BEGIN RECORDED INFORMATION
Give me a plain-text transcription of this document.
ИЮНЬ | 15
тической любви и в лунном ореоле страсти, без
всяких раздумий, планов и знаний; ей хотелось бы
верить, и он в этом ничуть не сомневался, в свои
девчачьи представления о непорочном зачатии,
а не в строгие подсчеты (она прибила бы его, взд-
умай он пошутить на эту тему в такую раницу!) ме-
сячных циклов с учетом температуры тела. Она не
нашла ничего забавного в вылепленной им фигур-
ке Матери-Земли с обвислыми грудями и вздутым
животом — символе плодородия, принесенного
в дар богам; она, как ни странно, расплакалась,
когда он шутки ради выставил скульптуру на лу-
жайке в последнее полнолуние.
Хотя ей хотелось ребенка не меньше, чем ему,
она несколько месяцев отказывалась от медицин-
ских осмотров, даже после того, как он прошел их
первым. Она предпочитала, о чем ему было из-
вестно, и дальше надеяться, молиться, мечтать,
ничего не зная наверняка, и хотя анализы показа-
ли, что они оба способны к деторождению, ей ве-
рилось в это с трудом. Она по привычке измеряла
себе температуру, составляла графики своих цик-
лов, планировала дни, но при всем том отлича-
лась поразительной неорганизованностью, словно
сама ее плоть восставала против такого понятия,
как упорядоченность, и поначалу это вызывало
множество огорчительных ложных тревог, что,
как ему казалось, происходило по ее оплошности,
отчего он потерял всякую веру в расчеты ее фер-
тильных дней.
END RECORDED INFORMATION
» **WRITTEN TASK**
Every line above should be printed again exactly as it stands.

» **THE REPLY**
Give me a plain-text transcription of this document.
ИЮНЬ | 15
тической любви и в лунном ореоле страсти, без
всяких раздумий, планов и знаний; ей хотелось бы
верить, и он в этом ничуть не сомневался, в свои
девчачьи представления о непорочном зачатии,
а не в строгие подсчеты (она прибила бы его, взд-
умай он пошутить на эту тему в такую раницу!) ме-
сячных циклов с учетом температуры тела. Она не
нашла ничего забавного в вылепленной им фигур-
ке Матери-Земли с обвислыми грудями и вздутым
животом — символе плодородия, принесенного
в дар богам; она, как ни странно, расплакалась,
когда он шутки ради выставил скульптуру на лу-
жайке в последнее полнолуние.
Хотя ей хотелось ребенка не меньше, чем ему,
она несколько месяцев отказывалась от медицин-
ских осмотров, даже после того, как он прошел их
первым. Она предпочитала, о чем ему было из-
вестно, и дальше надеяться, молиться, мечтать,
ничего не зная наверняка, и хотя анализы показа-
ли, что они оба способны к деторождению, ей ве-
рилось в это с трудом. Она по привычке измеряла
себе температуру, составляла графики своих цик-
лов, планировала дни, но при всем том отлича-
лась поразительной неорганизованностью, словно
сама ее плоть восставала против такого понятия,
как упорядоченность, и поначалу это вызывало
множество огорчительных ложных тревог, что,
как ему казалось, происходило по ее оплошности,
отчего он потерял всякую веру в расчеты ее фер-
тильных дней.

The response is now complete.